═════ PROVIDED INFORMATION ═════
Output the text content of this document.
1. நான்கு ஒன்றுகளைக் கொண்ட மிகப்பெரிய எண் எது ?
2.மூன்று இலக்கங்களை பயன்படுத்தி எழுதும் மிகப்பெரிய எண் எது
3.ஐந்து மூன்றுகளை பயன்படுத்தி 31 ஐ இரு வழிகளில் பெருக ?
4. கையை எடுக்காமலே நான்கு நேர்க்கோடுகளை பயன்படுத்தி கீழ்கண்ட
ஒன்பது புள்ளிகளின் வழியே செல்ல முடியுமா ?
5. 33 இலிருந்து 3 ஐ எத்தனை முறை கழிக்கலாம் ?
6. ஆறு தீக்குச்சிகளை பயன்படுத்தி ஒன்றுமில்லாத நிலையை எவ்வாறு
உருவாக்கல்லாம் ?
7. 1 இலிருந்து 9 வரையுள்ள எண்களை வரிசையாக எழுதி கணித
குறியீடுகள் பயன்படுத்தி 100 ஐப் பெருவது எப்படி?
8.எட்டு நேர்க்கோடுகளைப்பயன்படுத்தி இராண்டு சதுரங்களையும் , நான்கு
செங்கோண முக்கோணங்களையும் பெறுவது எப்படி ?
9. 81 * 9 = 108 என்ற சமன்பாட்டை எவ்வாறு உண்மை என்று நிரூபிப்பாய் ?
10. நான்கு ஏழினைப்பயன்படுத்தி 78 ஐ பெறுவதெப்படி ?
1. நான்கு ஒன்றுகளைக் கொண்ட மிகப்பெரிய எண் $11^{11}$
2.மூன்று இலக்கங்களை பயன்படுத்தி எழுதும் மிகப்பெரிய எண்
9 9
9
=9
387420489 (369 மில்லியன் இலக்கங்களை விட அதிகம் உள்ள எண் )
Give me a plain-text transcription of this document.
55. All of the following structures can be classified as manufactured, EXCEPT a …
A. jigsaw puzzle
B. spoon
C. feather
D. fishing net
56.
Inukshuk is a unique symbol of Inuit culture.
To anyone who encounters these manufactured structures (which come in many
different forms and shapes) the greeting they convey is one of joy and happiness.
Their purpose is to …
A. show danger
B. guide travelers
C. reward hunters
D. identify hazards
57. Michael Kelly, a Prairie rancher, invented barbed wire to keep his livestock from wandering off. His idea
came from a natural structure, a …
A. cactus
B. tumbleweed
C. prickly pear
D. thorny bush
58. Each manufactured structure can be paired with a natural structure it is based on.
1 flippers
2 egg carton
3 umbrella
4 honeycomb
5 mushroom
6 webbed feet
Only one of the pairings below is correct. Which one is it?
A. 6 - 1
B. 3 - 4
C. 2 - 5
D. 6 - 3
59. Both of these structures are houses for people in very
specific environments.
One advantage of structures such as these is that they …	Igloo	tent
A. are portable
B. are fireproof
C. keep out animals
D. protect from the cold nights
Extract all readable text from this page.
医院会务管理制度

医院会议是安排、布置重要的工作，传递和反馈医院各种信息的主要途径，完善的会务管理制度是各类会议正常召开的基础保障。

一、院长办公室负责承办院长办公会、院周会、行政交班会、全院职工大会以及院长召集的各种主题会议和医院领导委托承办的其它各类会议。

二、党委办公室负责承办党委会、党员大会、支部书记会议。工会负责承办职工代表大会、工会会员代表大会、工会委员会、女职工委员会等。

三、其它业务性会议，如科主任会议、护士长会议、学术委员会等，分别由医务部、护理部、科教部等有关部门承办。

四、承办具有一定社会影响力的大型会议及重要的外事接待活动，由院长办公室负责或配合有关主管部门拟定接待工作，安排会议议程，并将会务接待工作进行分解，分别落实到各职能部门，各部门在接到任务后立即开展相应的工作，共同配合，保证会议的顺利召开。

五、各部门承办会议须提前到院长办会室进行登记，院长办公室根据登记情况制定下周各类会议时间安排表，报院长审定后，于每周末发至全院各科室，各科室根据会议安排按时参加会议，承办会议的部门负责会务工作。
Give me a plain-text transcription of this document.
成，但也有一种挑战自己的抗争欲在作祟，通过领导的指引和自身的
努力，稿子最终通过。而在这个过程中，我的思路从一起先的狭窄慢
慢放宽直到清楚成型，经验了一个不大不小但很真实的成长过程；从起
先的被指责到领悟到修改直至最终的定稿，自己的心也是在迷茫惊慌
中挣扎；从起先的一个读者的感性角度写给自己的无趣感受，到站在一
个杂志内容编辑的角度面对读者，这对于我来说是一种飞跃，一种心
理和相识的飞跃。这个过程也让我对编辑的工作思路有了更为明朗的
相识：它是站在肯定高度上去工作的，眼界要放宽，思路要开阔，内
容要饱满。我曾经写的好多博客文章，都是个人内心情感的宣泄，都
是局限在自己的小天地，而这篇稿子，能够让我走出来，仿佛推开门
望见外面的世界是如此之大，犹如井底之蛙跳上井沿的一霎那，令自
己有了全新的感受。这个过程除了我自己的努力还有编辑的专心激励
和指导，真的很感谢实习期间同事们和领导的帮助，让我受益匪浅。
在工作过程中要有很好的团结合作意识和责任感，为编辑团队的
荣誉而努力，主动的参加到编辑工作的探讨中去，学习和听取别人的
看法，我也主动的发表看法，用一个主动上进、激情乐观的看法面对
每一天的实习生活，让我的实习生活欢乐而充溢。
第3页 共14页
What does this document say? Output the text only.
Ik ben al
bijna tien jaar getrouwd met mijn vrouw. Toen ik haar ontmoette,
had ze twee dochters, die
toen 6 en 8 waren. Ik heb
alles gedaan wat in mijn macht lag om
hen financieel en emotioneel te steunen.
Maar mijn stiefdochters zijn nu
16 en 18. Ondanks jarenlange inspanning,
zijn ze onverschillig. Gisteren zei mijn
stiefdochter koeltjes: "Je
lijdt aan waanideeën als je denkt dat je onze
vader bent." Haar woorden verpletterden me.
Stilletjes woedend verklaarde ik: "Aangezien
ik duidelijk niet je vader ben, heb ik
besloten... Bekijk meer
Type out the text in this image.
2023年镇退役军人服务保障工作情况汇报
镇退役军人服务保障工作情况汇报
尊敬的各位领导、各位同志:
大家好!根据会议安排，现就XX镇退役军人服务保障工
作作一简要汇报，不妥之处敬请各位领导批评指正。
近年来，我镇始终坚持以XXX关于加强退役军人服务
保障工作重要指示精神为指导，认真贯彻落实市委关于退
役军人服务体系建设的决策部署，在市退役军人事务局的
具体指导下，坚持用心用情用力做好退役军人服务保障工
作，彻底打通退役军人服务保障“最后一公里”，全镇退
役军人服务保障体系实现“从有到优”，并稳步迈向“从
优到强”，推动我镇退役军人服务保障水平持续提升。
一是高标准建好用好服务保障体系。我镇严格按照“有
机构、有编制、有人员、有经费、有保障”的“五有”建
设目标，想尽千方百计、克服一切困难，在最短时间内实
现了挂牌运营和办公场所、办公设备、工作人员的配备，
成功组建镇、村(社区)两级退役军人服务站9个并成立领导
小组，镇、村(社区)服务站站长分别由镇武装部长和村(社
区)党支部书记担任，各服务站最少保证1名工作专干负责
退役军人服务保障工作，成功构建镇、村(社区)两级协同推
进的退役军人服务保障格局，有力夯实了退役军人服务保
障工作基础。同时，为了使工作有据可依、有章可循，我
═════
→ REQUEST:
Which lines contain "manufactured"? Show each of them.

→ RESPONSE FOR THIS EXERCISE:
55. All of the following structures can be classified as manufactured, EXCEPT a …
To anyone who encounters these manufactured structures (which come in many
58. Each manufactured structure can be paired with a natural structure it is based on.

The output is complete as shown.